• **SET PROBLEM**
Exclude the pictures, then repeat the remaining data exactly.

* start THE RECORDS *

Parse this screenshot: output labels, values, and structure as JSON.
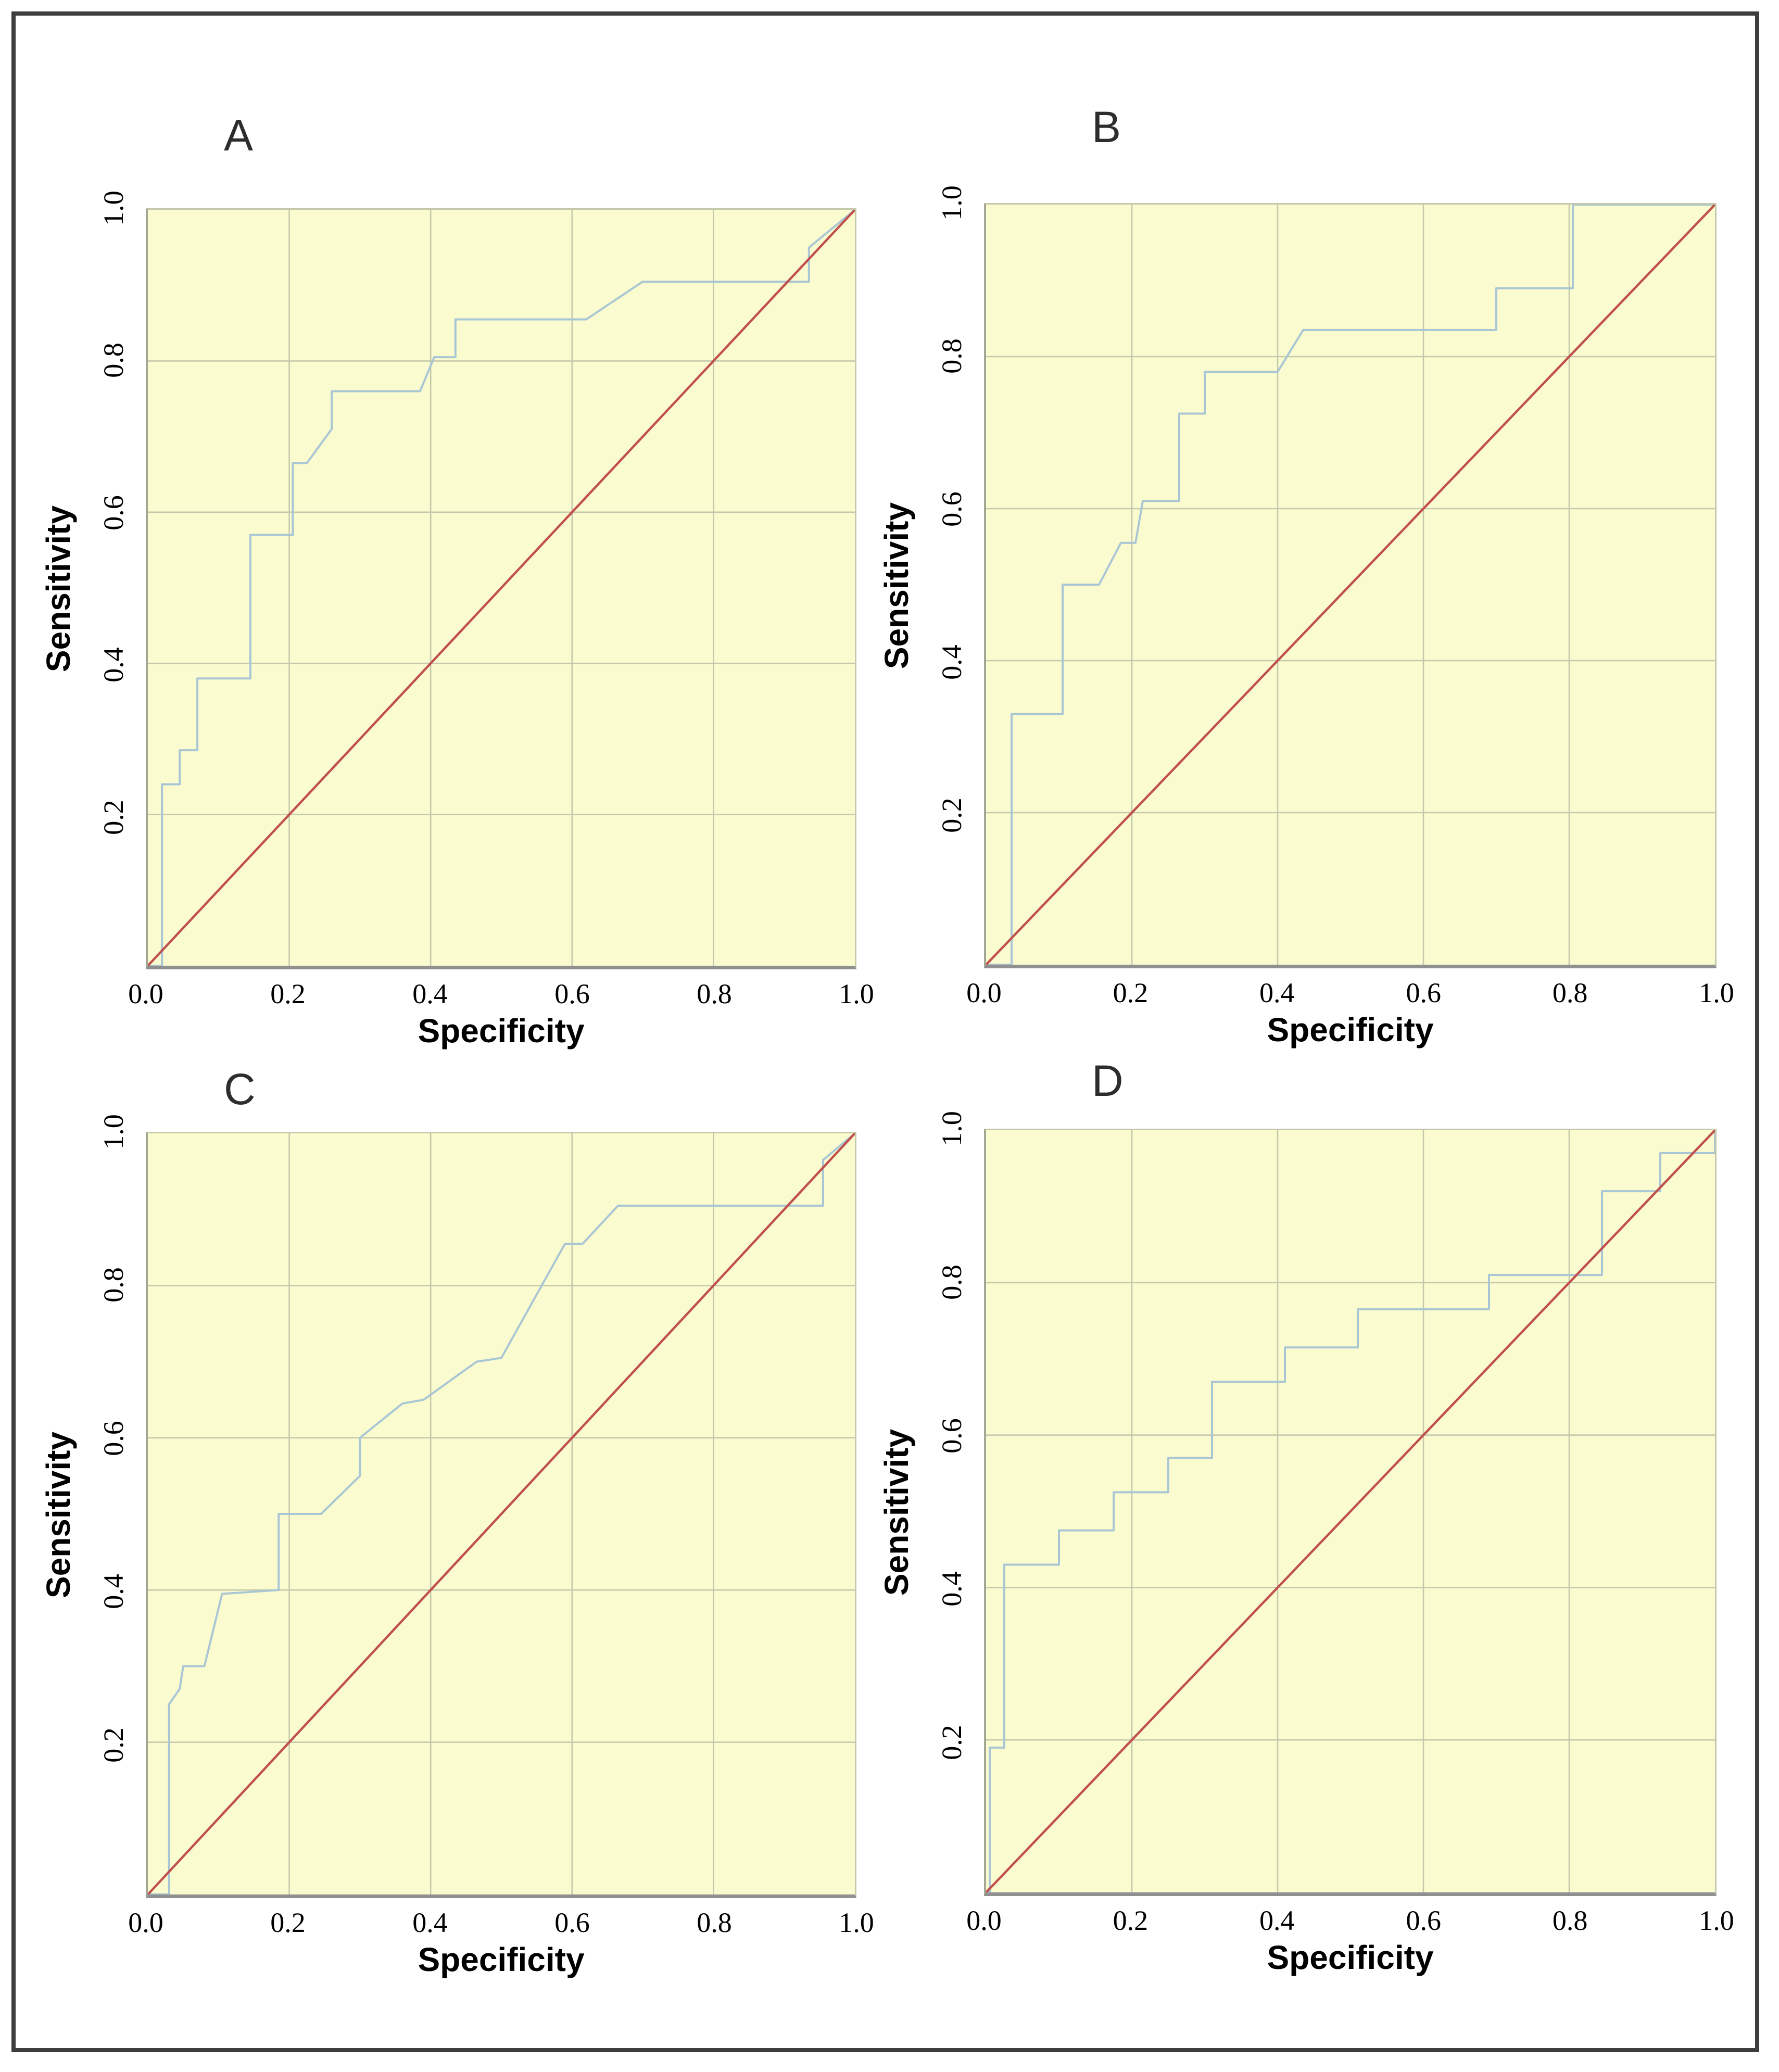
{
  "figure": {
    "type": "roc-curve-grid",
    "panels": [
      "A",
      "B",
      "C",
      "D"
    ],
    "border_color": "#3d3d3d",
    "background_color": "#ffffff"
  },
  "styles": {
    "plot_background": "#fbfbd0",
    "grid_color": "#c4c9ac",
    "left_axis_color": "#a3a896",
    "bottom_axis_color": "#909090",
    "roc_line_color": "#a9c6d4",
    "diagonal_color": "#c0504d",
    "text_color": "#000000",
    "panel_letter_color": "#2d2d2d"
  },
  "chart_data": [
    {
      "type": "line",
      "panel_label": "A",
      "xlabel": "Specificity",
      "ylabel": "Sensitivity",
      "xlim": [
        0.0,
        1.0
      ],
      "ylim": [
        0.0,
        1.0
      ],
      "xticks": [
        "0.0",
        "0.2",
        "0.4",
        "0.6",
        "0.8",
        "1.0"
      ],
      "yticks": [
        "1.0",
        "0.8",
        "0.6",
        "0.4",
        "0.2"
      ],
      "grid": true,
      "legend": "none",
      "series": [
        {
          "name": "ROC curve",
          "color": "#a9c6d4",
          "points": [
            [
              0,
              0
            ],
            [
              0.02,
              0
            ],
            [
              0.02,
              0.24
            ],
            [
              0.045,
              0.24
            ],
            [
              0.045,
              0.285
            ],
            [
              0.07,
              0.285
            ],
            [
              0.07,
              0.38
            ],
            [
              0.145,
              0.38
            ],
            [
              0.145,
              0.57
            ],
            [
              0.205,
              0.57
            ],
            [
              0.205,
              0.665
            ],
            [
              0.225,
              0.665
            ],
            [
              0.26,
              0.71
            ],
            [
              0.26,
              0.76
            ],
            [
              0.385,
              0.76
            ],
            [
              0.405,
              0.805
            ],
            [
              0.435,
              0.805
            ],
            [
              0.435,
              0.855
            ],
            [
              0.62,
              0.855
            ],
            [
              0.7,
              0.905
            ],
            [
              0.935,
              0.905
            ],
            [
              0.935,
              0.95
            ],
            [
              1,
              1
            ]
          ]
        },
        {
          "name": "reference diagonal",
          "color": "#c0504d",
          "points": [
            [
              0,
              0
            ],
            [
              1,
              1
            ]
          ]
        }
      ]
    },
    {
      "type": "line",
      "panel_label": "B",
      "xlabel": "Specificity",
      "ylabel": "Sensitivity",
      "xlim": [
        0.0,
        1.0
      ],
      "ylim": [
        0.0,
        1.0
      ],
      "xticks": [
        "0.0",
        "0.2",
        "0.4",
        "0.6",
        "0.8",
        "1.0"
      ],
      "yticks": [
        "1.0",
        "0.8",
        "0.6",
        "0.4",
        "0.2"
      ],
      "grid": true,
      "legend": "none",
      "series": [
        {
          "name": "ROC curve",
          "color": "#a9c6d4",
          "points": [
            [
              0,
              0
            ],
            [
              0.035,
              0
            ],
            [
              0.035,
              0.33
            ],
            [
              0.105,
              0.33
            ],
            [
              0.105,
              0.5
            ],
            [
              0.155,
              0.5
            ],
            [
              0.185,
              0.555
            ],
            [
              0.205,
              0.555
            ],
            [
              0.215,
              0.61
            ],
            [
              0.265,
              0.61
            ],
            [
              0.265,
              0.725
            ],
            [
              0.3,
              0.725
            ],
            [
              0.3,
              0.78
            ],
            [
              0.4,
              0.78
            ],
            [
              0.435,
              0.835
            ],
            [
              0.7,
              0.835
            ],
            [
              0.7,
              0.89
            ],
            [
              0.805,
              0.89
            ],
            [
              0.805,
              1.0
            ],
            [
              1,
              1
            ]
          ]
        },
        {
          "name": "reference diagonal",
          "color": "#c0504d",
          "points": [
            [
              0,
              0
            ],
            [
              1,
              1
            ]
          ]
        }
      ]
    },
    {
      "type": "line",
      "panel_label": "C",
      "xlabel": "Specificity",
      "ylabel": "Sensitivity",
      "xlim": [
        0.0,
        1.0
      ],
      "ylim": [
        0.0,
        1.0
      ],
      "xticks": [
        "0.0",
        "0.2",
        "0.4",
        "0.6",
        "0.8",
        "1.0"
      ],
      "yticks": [
        "1.0",
        "0.8",
        "0.6",
        "0.4",
        "0.2"
      ],
      "grid": true,
      "legend": "none",
      "series": [
        {
          "name": "ROC curve",
          "color": "#a9c6d4",
          "points": [
            [
              0,
              0
            ],
            [
              0.03,
              0
            ],
            [
              0.03,
              0.25
            ],
            [
              0.045,
              0.27
            ],
            [
              0.05,
              0.3
            ],
            [
              0.08,
              0.3
            ],
            [
              0.105,
              0.395
            ],
            [
              0.185,
              0.4
            ],
            [
              0.185,
              0.5
            ],
            [
              0.245,
              0.5
            ],
            [
              0.3,
              0.55
            ],
            [
              0.3,
              0.6
            ],
            [
              0.36,
              0.645
            ],
            [
              0.39,
              0.65
            ],
            [
              0.465,
              0.7
            ],
            [
              0.5,
              0.705
            ],
            [
              0.59,
              0.855
            ],
            [
              0.615,
              0.855
            ],
            [
              0.665,
              0.905
            ],
            [
              0.955,
              0.905
            ],
            [
              0.955,
              0.965
            ],
            [
              1,
              1
            ]
          ]
        },
        {
          "name": "reference diagonal",
          "color": "#c0504d",
          "points": [
            [
              0,
              0
            ],
            [
              1,
              1
            ]
          ]
        }
      ]
    },
    {
      "type": "line",
      "panel_label": "D",
      "xlabel": "Specificity",
      "ylabel": "Sensitivity",
      "xlim": [
        0.0,
        1.0
      ],
      "ylim": [
        0.0,
        1.0
      ],
      "xticks": [
        "0.0",
        "0.2",
        "0.4",
        "0.6",
        "0.8",
        "1.0"
      ],
      "yticks": [
        "1.0",
        "0.8",
        "0.6",
        "0.4",
        "0.2"
      ],
      "grid": true,
      "legend": "none",
      "series": [
        {
          "name": "ROC curve",
          "color": "#a9c6d4",
          "points": [
            [
              0,
              0
            ],
            [
              0.005,
              0
            ],
            [
              0.005,
              0.19
            ],
            [
              0.025,
              0.19
            ],
            [
              0.025,
              0.43
            ],
            [
              0.1,
              0.43
            ],
            [
              0.1,
              0.475
            ],
            [
              0.175,
              0.475
            ],
            [
              0.175,
              0.525
            ],
            [
              0.25,
              0.525
            ],
            [
              0.25,
              0.57
            ],
            [
              0.31,
              0.57
            ],
            [
              0.31,
              0.67
            ],
            [
              0.41,
              0.67
            ],
            [
              0.41,
              0.715
            ],
            [
              0.51,
              0.715
            ],
            [
              0.51,
              0.765
            ],
            [
              0.69,
              0.765
            ],
            [
              0.69,
              0.81
            ],
            [
              0.845,
              0.81
            ],
            [
              0.845,
              0.92
            ],
            [
              0.925,
              0.92
            ],
            [
              0.925,
              0.97
            ],
            [
              1,
              0.97
            ],
            [
              1,
              1
            ]
          ]
        },
        {
          "name": "reference diagonal",
          "color": "#c0504d",
          "points": [
            [
              0,
              0
            ],
            [
              1,
              1
            ]
          ]
        }
      ]
    }
  ]
}
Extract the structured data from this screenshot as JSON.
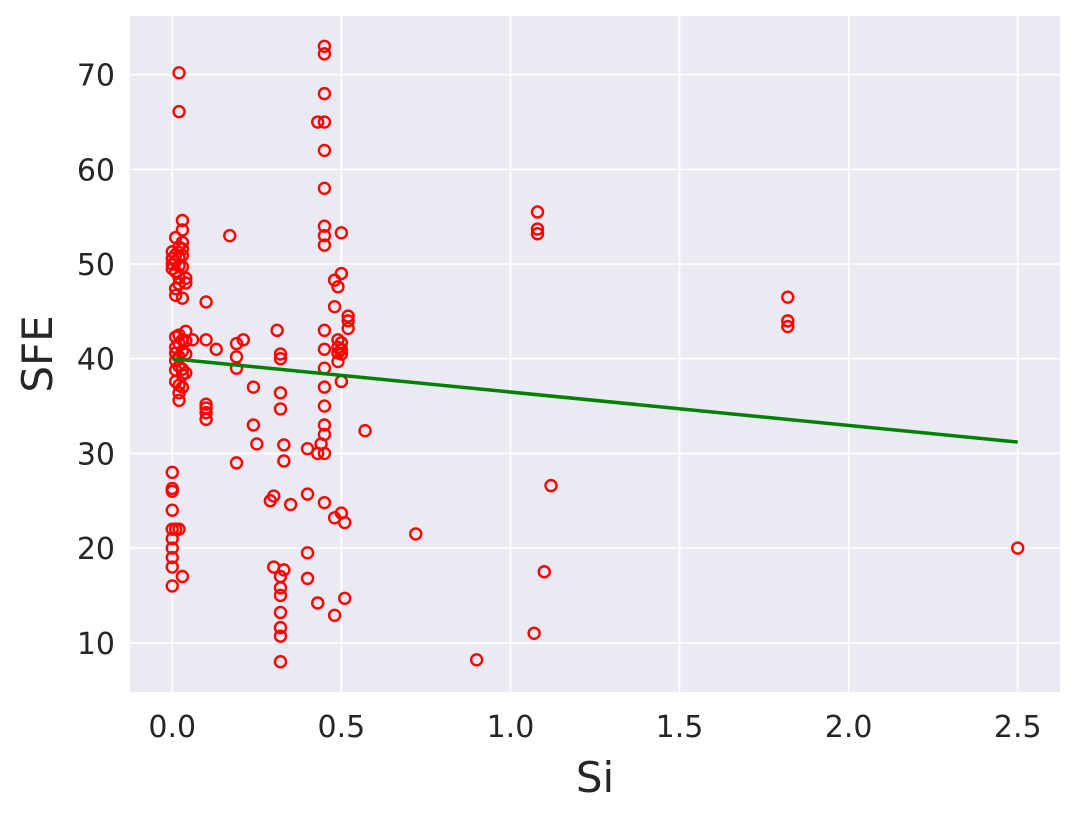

* end THE RECORDS *

• **COMPLETE OUTPUT**
Parse this screenshot: output labels, values, and structure as JSON.
{
  "figure": {
    "type": "roc-curve-grid",
    "panels": [
      "A",
      "B",
      "C",
      "D"
    ],
    "border_color": "#3d3d3d",
    "background_color": "#ffffff"
  },
  "styles": {
    "plot_background": "#fbfbd0",
    "grid_color": "#c4c9ac",
    "left_axis_color": "#a3a896",
    "bottom_axis_color": "#909090",
    "roc_line_color": "#a9c6d4",
    "diagonal_color": "#c0504d",
    "text_color": "#000000",
    "panel_letter_color": "#2d2d2d"
  },
  "chart_data": [
    {
      "type": "line",
      "panel_label": "A",
      "xlabel": "Specificity",
      "ylabel": "Sensitivity",
      "xlim": [
        0.0,
        1.0
      ],
      "ylim": [
        0.0,
        1.0
      ],
      "xticks": [
        "0.0",
        "0.2",
        "0.4",
        "0.6",
        "0.8",
        "1.0"
      ],
      "yticks": [
        "1.0",
        "0.8",
        "0.6",
        "0.4",
        "0.2"
      ],
      "grid": true,
      "legend": "none",
      "series": [
        {
          "name": "ROC curve",
          "color": "#a9c6d4",
          "points": [
            [
              0,
              0
            ],
            [
              0.02,
              0
            ],
            [
              0.02,
              0.24
            ],
            [
              0.045,
              0.24
            ],
            [
              0.045,
              0.285
            ],
            [
              0.07,
              0.285
            ],
            [
              0.07,
              0.38
            ],
            [
              0.145,
              0.38
            ],
            [
              0.145,
              0.57
            ],
            [
              0.205,
              0.57
            ],
            [
              0.205,
              0.665
            ],
            [
              0.225,
              0.665
            ],
            [
              0.26,
              0.71
            ],
            [
              0.26,
              0.76
            ],
            [
              0.385,
              0.76
            ],
            [
              0.405,
              0.805
            ],
            [
              0.435,
              0.805
            ],
            [
              0.435,
              0.855
            ],
            [
              0.62,
              0.855
            ],
            [
              0.7,
              0.905
            ],
            [
              0.935,
              0.905
            ],
            [
              0.935,
              0.95
            ],
            [
              1,
              1
            ]
          ]
        },
        {
          "name": "reference diagonal",
          "color": "#c0504d",
          "points": [
            [
              0,
              0
            ],
            [
              1,
              1
            ]
          ]
        }
      ]
    },
    {
      "type": "line",
      "panel_label": "B",
      "xlabel": "Specificity",
      "ylabel": "Sensitivity",
      "xlim": [
        0.0,
        1.0
      ],
      "ylim": [
        0.0,
        1.0
      ],
      "xticks": [
        "0.0",
        "0.2",
        "0.4",
        "0.6",
        "0.8",
        "1.0"
      ],
      "yticks": [
        "1.0",
        "0.8",
        "0.6",
        "0.4",
        "0.2"
      ],
      "grid": true,
      "legend": "none",
      "series": [
        {
          "name": "ROC curve",
          "color": "#a9c6d4",
          "points": [
            [
              0,
              0
            ],
            [
              0.035,
              0
            ],
            [
              0.035,
              0.33
            ],
            [
              0.105,
              0.33
            ],
            [
              0.105,
              0.5
            ],
            [
              0.155,
              0.5
            ],
            [
              0.185,
              0.555
            ],
            [
              0.205,
              0.555
            ],
            [
              0.215,
              0.61
            ],
            [
              0.265,
              0.61
            ],
            [
              0.265,
              0.725
            ],
            [
              0.3,
              0.725
            ],
            [
              0.3,
              0.78
            ],
            [
              0.4,
              0.78
            ],
            [
              0.435,
              0.835
            ],
            [
              0.7,
              0.835
            ],
            [
              0.7,
              0.89
            ],
            [
              0.805,
              0.89
            ],
            [
              0.805,
              1.0
            ],
            [
              1,
              1
            ]
          ]
        },
        {
          "name": "reference diagonal",
          "color": "#c0504d",
          "points": [
            [
              0,
              0
            ],
            [
              1,
              1
            ]
          ]
        }
      ]
    },
    {
      "type": "line",
      "panel_label": "C",
      "xlabel": "Specificity",
      "ylabel": "Sensitivity",
      "xlim": [
        0.0,
        1.0
      ],
      "ylim": [
        0.0,
        1.0
      ],
      "xticks": [
        "0.0",
        "0.2",
        "0.4",
        "0.6",
        "0.8",
        "1.0"
      ],
      "yticks": [
        "1.0",
        "0.8",
        "0.6",
        "0.4",
        "0.2"
      ],
      "grid": true,
      "legend": "none",
      "series": [
        {
          "name": "ROC curve",
          "color": "#a9c6d4",
          "points": [
            [
              0,
              0
            ],
            [
              0.03,
              0
            ],
            [
              0.03,
              0.25
            ],
            [
              0.045,
              0.27
            ],
            [
              0.05,
              0.3
            ],
            [
              0.08,
              0.3
            ],
            [
              0.105,
              0.395
            ],
            [
              0.185,
              0.4
            ],
            [
              0.185,
              0.5
            ],
            [
              0.245,
              0.5
            ],
            [
              0.3,
              0.55
            ],
            [
              0.3,
              0.6
            ],
            [
              0.36,
              0.645
            ],
            [
              0.39,
              0.65
            ],
            [
              0.465,
              0.7
            ],
            [
              0.5,
              0.705
            ],
            [
              0.59,
              0.855
            ],
            [
              0.615,
              0.855
            ],
            [
              0.665,
              0.905
            ],
            [
              0.955,
              0.905
            ],
            [
              0.955,
              0.965
            ],
            [
              1,
              1
            ]
          ]
        },
        {
          "name": "reference diagonal",
          "color": "#c0504d",
          "points": [
            [
              0,
              0
            ],
            [
              1,
              1
            ]
          ]
        }
      ]
    },
    {
      "type": "line",
      "panel_label": "D",
      "xlabel": "Specificity",
      "ylabel": "Sensitivity",
      "xlim": [
        0.0,
        1.0
      ],
      "ylim": [
        0.0,
        1.0
      ],
      "xticks": [
        "0.0",
        "0.2",
        "0.4",
        "0.6",
        "0.8",
        "1.0"
      ],
      "yticks": [
        "1.0",
        "0.8",
        "0.6",
        "0.4",
        "0.2"
      ],
      "grid": true,
      "legend": "none",
      "series": [
        {
          "name": "ROC curve",
          "color": "#a9c6d4",
          "points": [
            [
              0,
              0
            ],
            [
              0.005,
              0
            ],
            [
              0.005,
              0.19
            ],
            [
              0.025,
              0.19
            ],
            [
              0.025,
              0.43
            ],
            [
              0.1,
              0.43
            ],
            [
              0.1,
              0.475
            ],
            [
              0.175,
              0.475
            ],
            [
              0.175,
              0.525
            ],
            [
              0.25,
              0.525
            ],
            [
              0.25,
              0.57
            ],
            [
              0.31,
              0.57
            ],
            [
              0.31,
              0.67
            ],
            [
              0.41,
              0.67
            ],
            [
              0.41,
              0.715
            ],
            [
              0.51,
              0.715
            ],
            [
              0.51,
              0.765
            ],
            [
              0.69,
              0.765
            ],
            [
              0.69,
              0.81
            ],
            [
              0.845,
              0.81
            ],
            [
              0.845,
              0.92
            ],
            [
              0.925,
              0.92
            ],
            [
              0.925,
              0.97
            ],
            [
              1,
              0.97
            ],
            [
              1,
              1
            ]
          ]
        },
        {
          "name": "reference diagonal",
          "color": "#c0504d",
          "points": [
            [
              0,
              0
            ],
            [
              1,
              1
            ]
          ]
        }
      ]
    }
  ]
}
Extract the structured data from this screenshot as JSON.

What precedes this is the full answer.